▸ EXERCISE AIM
Pull out all lines from the listing below in which the word "text" appears.

▸ DATASET CONTENT
===
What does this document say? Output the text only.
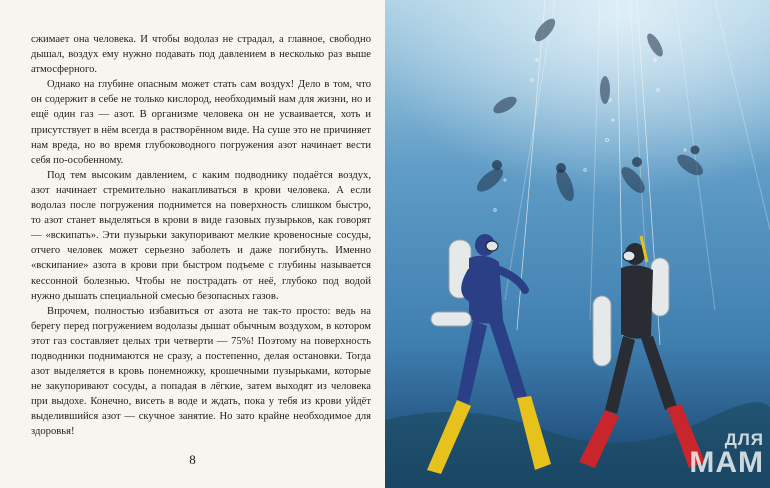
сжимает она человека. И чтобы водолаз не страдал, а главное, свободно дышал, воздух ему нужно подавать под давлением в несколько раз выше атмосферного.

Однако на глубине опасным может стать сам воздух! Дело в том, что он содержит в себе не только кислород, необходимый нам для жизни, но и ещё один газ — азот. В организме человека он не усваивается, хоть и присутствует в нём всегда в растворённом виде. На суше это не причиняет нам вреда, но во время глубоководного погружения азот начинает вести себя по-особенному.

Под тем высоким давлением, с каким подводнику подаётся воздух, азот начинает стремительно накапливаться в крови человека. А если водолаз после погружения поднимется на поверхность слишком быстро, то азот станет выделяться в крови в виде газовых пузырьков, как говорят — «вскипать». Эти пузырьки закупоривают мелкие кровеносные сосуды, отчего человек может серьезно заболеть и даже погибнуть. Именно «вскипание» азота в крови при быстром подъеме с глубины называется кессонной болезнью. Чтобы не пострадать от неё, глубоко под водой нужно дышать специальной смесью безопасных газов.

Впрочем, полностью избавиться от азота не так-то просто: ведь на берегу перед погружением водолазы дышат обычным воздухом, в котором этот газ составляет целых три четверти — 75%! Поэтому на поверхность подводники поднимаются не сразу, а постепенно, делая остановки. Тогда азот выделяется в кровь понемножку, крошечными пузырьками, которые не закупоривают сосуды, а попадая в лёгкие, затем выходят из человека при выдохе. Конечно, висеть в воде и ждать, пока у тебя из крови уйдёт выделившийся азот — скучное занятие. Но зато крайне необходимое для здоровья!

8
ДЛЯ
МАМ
===
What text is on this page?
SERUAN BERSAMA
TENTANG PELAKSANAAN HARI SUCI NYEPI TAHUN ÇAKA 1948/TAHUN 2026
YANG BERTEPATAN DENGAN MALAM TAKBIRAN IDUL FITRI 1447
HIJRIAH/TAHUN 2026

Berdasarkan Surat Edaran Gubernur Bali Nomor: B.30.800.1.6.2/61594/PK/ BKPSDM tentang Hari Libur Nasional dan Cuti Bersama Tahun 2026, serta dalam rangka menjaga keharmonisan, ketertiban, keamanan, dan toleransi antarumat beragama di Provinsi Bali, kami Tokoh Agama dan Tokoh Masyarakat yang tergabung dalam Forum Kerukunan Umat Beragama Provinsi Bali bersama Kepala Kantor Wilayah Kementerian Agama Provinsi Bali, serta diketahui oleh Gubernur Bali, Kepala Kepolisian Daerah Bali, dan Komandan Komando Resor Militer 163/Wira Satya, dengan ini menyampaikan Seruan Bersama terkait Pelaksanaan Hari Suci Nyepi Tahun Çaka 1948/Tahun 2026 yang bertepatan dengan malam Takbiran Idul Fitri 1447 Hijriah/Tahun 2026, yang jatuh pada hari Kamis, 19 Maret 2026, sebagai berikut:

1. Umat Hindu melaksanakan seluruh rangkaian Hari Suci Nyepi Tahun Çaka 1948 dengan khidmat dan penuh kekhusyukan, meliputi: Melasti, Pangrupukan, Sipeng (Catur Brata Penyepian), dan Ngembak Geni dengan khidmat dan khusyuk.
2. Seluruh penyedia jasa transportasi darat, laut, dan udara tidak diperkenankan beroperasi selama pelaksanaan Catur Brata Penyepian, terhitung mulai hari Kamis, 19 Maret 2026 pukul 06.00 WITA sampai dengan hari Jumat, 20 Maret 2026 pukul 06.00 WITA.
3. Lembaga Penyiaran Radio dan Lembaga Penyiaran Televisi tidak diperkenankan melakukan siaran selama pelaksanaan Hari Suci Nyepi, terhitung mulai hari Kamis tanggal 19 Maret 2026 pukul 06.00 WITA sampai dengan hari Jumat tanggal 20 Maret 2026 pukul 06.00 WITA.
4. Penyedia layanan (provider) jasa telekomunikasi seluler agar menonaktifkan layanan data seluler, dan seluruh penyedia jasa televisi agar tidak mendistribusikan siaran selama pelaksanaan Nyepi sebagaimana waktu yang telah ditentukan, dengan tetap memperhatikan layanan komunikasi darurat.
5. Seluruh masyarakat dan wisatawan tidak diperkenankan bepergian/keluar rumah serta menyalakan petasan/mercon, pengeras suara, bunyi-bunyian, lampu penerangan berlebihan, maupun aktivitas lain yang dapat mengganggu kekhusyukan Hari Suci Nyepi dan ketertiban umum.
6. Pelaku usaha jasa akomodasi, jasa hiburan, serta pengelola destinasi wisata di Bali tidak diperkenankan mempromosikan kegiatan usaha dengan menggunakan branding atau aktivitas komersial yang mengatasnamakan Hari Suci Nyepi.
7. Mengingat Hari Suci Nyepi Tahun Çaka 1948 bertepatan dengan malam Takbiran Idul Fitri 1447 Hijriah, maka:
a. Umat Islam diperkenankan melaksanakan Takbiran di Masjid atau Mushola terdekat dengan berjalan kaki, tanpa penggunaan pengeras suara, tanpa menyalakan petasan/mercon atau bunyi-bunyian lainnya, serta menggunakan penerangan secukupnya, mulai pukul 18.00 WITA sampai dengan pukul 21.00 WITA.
===
▸ RESULT FOR THIS EXERCISE
What does this document say? Output the text only.
What text is on this page?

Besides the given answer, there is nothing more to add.